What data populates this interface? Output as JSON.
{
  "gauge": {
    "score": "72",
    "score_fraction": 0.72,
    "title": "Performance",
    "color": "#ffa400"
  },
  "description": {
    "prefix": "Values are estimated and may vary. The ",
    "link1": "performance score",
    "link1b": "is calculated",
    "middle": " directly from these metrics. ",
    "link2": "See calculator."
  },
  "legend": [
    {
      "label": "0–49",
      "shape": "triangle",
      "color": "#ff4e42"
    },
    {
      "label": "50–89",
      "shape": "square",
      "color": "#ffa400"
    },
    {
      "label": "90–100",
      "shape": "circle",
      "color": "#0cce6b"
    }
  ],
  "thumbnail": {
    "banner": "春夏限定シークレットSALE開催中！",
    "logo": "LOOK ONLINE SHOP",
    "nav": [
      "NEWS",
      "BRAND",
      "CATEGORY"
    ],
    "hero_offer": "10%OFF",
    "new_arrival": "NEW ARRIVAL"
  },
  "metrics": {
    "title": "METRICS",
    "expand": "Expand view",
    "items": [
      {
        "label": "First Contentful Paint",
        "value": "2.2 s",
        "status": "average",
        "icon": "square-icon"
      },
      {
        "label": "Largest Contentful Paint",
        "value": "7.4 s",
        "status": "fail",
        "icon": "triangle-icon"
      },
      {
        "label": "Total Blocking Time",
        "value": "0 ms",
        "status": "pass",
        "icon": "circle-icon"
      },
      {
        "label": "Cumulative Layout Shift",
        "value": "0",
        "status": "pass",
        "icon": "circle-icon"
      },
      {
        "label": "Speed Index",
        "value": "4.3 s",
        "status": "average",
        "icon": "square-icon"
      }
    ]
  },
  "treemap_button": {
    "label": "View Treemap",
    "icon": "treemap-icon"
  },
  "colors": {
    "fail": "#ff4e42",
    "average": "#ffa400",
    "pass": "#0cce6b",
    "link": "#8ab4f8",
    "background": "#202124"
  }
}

- _Work required_:
All entries must be repeated verbatim.

- _Answer for this exercise_:
What data populates this interface? Output as JSON.
{
  "gauge": {
    "score": "72",
    "score_fraction": 0.72,
    "title": "Performance",
    "color": "#ffa400"
  },
  "description": {
    "prefix": "Values are estimated and may vary. The ",
    "link1": "performance score",
    "link1b": "is calculated",
    "middle": " directly from these metrics. ",
    "link2": "See calculator."
  },
  "legend": [
    {
      "label": "0–49",
      "shape": "triangle",
      "color": "#ff4e42"
    },
    {
      "label": "50–89",
      "shape": "square",
      "color": "#ffa400"
    },
    {
      "label": "90–100",
      "shape": "circle",
      "color": "#0cce6b"
    }
  ],
  "thumbnail": {
    "banner": "春夏限定シークレットSALE開催中！",
    "logo": "LOOK ONLINE SHOP",
    "nav": [
      "NEWS",
      "BRAND",
      "CATEGORY"
    ],
    "hero_offer": "10%OFF",
    "new_arrival": "NEW ARRIVAL"
  },
  "metrics": {
    "title": "METRICS",
    "expand": "Expand view",
    "items": [
      {
        "label": "First Contentful Paint",
        "value": "2.2 s",
        "status": "average",
        "icon": "square-icon"
      },
      {
        "label": "Largest Contentful Paint",
        "value": "7.4 s",
        "status": "fail",
        "icon": "triangle-icon"
      },
      {
        "label": "Total Blocking Time",
        "value": "0 ms",
        "status": "pass",
        "icon": "circle-icon"
      },
      {
        "label": "Cumulative Layout Shift",
        "value": "0",
        "status": "pass",
        "icon": "circle-icon"
      },
      {
        "label": "Speed Index",
        "value": "4.3 s",
        "status": "average",
        "icon": "square-icon"
      }
    ]
  },
  "treemap_button": {
    "label": "View Treemap",
    "icon": "treemap-icon"
  },
  "colors": {
    "fail": "#ff4e42",
    "average": "#ffa400",
    "pass": "#0cce6b",
    "link": "#8ab4f8",
    "background": "#202124"
  }
}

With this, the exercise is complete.